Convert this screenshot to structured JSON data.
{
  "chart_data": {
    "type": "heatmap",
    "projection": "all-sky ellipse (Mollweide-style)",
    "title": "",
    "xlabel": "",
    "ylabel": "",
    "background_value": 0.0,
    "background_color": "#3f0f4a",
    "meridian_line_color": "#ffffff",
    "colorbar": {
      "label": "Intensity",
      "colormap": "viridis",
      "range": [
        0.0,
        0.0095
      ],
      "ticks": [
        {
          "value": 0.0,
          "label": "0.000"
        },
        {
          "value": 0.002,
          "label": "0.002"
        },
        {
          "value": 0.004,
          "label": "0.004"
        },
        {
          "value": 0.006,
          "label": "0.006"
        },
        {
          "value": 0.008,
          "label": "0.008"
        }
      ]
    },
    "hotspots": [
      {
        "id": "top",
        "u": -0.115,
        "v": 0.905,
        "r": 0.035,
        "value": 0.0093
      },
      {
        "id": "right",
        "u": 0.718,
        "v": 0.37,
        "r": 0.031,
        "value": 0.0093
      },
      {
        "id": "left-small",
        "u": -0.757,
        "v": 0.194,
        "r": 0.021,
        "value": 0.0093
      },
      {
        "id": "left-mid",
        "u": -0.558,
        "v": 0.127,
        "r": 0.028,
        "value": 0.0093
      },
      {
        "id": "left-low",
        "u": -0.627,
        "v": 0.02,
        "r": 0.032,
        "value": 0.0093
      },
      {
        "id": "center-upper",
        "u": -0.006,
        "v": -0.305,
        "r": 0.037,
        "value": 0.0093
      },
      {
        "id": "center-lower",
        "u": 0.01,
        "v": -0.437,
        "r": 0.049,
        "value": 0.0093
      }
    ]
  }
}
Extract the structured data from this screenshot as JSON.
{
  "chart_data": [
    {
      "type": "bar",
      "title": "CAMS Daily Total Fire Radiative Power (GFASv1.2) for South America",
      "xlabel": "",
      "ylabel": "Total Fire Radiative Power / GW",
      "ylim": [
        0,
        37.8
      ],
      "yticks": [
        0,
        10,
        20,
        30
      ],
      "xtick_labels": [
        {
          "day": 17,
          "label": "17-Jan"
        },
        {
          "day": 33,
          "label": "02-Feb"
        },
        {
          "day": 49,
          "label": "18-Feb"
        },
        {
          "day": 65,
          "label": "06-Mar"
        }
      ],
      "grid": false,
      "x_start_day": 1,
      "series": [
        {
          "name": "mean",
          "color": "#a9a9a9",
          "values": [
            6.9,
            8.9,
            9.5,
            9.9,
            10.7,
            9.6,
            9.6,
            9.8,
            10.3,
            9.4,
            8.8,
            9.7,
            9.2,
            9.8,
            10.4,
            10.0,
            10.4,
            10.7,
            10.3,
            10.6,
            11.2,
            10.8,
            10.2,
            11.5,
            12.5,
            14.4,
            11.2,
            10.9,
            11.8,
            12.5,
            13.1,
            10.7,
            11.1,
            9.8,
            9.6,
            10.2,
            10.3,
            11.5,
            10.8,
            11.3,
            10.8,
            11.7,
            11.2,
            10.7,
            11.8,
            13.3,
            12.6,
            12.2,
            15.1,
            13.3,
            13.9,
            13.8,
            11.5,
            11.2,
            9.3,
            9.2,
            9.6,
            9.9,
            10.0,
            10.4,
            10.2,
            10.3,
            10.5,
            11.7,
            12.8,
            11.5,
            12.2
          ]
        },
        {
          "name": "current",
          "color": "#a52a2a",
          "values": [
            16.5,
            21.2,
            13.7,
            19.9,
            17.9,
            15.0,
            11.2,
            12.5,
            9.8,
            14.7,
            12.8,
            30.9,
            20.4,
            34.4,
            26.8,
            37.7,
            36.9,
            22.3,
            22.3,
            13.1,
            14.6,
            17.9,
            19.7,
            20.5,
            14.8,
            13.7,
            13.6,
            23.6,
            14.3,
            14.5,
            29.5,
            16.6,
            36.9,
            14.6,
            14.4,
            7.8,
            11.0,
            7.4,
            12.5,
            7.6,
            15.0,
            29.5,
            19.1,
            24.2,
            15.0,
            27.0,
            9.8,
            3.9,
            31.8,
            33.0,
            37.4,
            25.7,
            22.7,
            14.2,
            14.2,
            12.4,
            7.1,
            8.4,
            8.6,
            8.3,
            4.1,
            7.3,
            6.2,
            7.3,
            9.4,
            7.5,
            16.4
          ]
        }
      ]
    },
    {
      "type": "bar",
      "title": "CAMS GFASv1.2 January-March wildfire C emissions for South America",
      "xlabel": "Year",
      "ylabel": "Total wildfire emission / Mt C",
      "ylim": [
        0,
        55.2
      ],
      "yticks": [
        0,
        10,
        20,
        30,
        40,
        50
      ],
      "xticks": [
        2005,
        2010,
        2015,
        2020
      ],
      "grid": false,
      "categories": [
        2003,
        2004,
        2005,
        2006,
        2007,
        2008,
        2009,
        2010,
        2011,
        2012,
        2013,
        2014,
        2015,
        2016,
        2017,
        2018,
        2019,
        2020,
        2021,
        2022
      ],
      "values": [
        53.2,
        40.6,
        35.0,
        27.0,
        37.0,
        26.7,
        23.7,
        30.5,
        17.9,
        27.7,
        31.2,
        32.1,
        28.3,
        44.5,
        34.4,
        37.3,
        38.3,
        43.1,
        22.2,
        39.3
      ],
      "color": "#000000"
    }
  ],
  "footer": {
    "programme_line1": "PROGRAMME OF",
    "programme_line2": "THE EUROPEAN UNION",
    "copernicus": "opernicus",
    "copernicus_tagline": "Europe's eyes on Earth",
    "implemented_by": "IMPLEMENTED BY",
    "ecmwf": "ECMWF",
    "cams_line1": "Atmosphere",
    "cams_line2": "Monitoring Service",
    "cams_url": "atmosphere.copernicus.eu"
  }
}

[EXERCISE]: Repeat every record, keeping each word and mark exactly as it is.

[WORKED SOLUTION]:
Convert this screenshot to structured JSON data.
{
  "chart_data": {
    "type": "heatmap",
    "projection": "all-sky ellipse (Mollweide-style)",
    "title": "",
    "xlabel": "",
    "ylabel": "",
    "background_value": 0.0,
    "background_color": "#3f0f4a",
    "meridian_line_color": "#ffffff",
    "colorbar": {
      "label": "Intensity",
      "colormap": "viridis",
      "range": [
        0.0,
        0.0095
      ],
      "ticks": [
        {
          "value": 0.0,
          "label": "0.000"
        },
        {
          "value": 0.002,
          "label": "0.002"
        },
        {
          "value": 0.004,
          "label": "0.004"
        },
        {
          "value": 0.006,
          "label": "0.006"
        },
        {
          "value": 0.008,
          "label": "0.008"
        }
      ]
    },
    "hotspots": [
      {
        "id": "top",
        "u": -0.115,
        "v": 0.905,
        "r": 0.035,
        "value": 0.0093
      },
      {
        "id": "right",
        "u": 0.718,
        "v": 0.37,
        "r": 0.031,
        "value": 0.0093
      },
      {
        "id": "left-small",
        "u": -0.757,
        "v": 0.194,
        "r": 0.021,
        "value": 0.0093
      },
      {
        "id": "left-mid",
        "u": -0.558,
        "v": 0.127,
        "r": 0.028,
        "value": 0.0093
      },
      {
        "id": "left-low",
        "u": -0.627,
        "v": 0.02,
        "r": 0.032,
        "value": 0.0093
      },
      {
        "id": "center-upper",
        "u": -0.006,
        "v": -0.305,
        "r": 0.037,
        "value": 0.0093
      },
      {
        "id": "center-lower",
        "u": 0.01,
        "v": -0.437,
        "r": 0.049,
        "value": 0.0093
      }
    ]
  }
}
Extract the structured data from this screenshot as JSON.
{
  "chart_data": [
    {
      "type": "bar",
      "title": "CAMS Daily Total Fire Radiative Power (GFASv1.2) for South America",
      "xlabel": "",
      "ylabel": "Total Fire Radiative Power / GW",
      "ylim": [
        0,
        37.8
      ],
      "yticks": [
        0,
        10,
        20,
        30
      ],
      "xtick_labels": [
        {
          "day": 17,
          "label": "17-Jan"
        },
        {
          "day": 33,
          "label": "02-Feb"
        },
        {
          "day": 49,
          "label": "18-Feb"
        },
        {
          "day": 65,
          "label": "06-Mar"
        }
      ],
      "grid": false,
      "x_start_day": 1,
      "series": [
        {
          "name": "mean",
          "color": "#a9a9a9",
          "values": [
            6.9,
            8.9,
            9.5,
            9.9,
            10.7,
            9.6,
            9.6,
            9.8,
            10.3,
            9.4,
            8.8,
            9.7,
            9.2,
            9.8,
            10.4,
            10.0,
            10.4,
            10.7,
            10.3,
            10.6,
            11.2,
            10.8,
            10.2,
            11.5,
            12.5,
            14.4,
            11.2,
            10.9,
            11.8,
            12.5,
            13.1,
            10.7,
            11.1,
            9.8,
            9.6,
            10.2,
            10.3,
            11.5,
            10.8,
            11.3,
            10.8,
            11.7,
            11.2,
            10.7,
            11.8,
            13.3,
            12.6,
            12.2,
            15.1,
            13.3,
            13.9,
            13.8,
            11.5,
            11.2,
            9.3,
            9.2,
            9.6,
            9.9,
            10.0,
            10.4,
            10.2,
            10.3,
            10.5,
            11.7,
            12.8,
            11.5,
            12.2
          ]
        },
        {
          "name": "current",
          "color": "#a52a2a",
          "values": [
            16.5,
            21.2,
            13.7,
            19.9,
            17.9,
            15.0,
            11.2,
            12.5,
            9.8,
            14.7,
            12.8,
            30.9,
            20.4,
            34.4,
            26.8,
            37.7,
            36.9,
            22.3,
            22.3,
            13.1,
            14.6,
            17.9,
            19.7,
            20.5,
            14.8,
            13.7,
            13.6,
            23.6,
            14.3,
            14.5,
            29.5,
            16.6,
            36.9,
            14.6,
            14.4,
            7.8,
            11.0,
            7.4,
            12.5,
            7.6,
            15.0,
            29.5,
            19.1,
            24.2,
            15.0,
            27.0,
            9.8,
            3.9,
            31.8,
            33.0,
            37.4,
            25.7,
            22.7,
            14.2,
            14.2,
            12.4,
            7.1,
            8.4,
            8.6,
            8.3,
            4.1,
            7.3,
            6.2,
            7.3,
            9.4,
            7.5,
            16.4
          ]
        }
      ]
    },
    {
      "type": "bar",
      "title": "CAMS GFASv1.2 January-March wildfire C emissions for South America",
      "xlabel": "Year",
      "ylabel": "Total wildfire emission / Mt C",
      "ylim": [
        0,
        55.2
      ],
      "yticks": [
        0,
        10,
        20,
        30,
        40,
        50
      ],
      "xticks": [
        2005,
        2010,
        2015,
        2020
      ],
      "grid": false,
      "categories": [
        2003,
        2004,
        2005,
        2006,
        2007,
        2008,
        2009,
        2010,
        2011,
        2012,
        2013,
        2014,
        2015,
        2016,
        2017,
        2018,
        2019,
        2020,
        2021,
        2022
      ],
      "values": [
        53.2,
        40.6,
        35.0,
        27.0,
        37.0,
        26.7,
        23.7,
        30.5,
        17.9,
        27.7,
        31.2,
        32.1,
        28.3,
        44.5,
        34.4,
        37.3,
        38.3,
        43.1,
        22.2,
        39.3
      ],
      "color": "#000000"
    }
  ],
  "footer": {
    "programme_line1": "PROGRAMME OF",
    "programme_line2": "THE EUROPEAN UNION",
    "copernicus": "opernicus",
    "copernicus_tagline": "Europe's eyes on Earth",
    "implemented_by": "IMPLEMENTED BY",
    "ecmwf": "ECMWF",
    "cams_line1": "Atmosphere",
    "cams_line2": "Monitoring Service",
    "cams_url": "atmosphere.copernicus.eu"
  }
}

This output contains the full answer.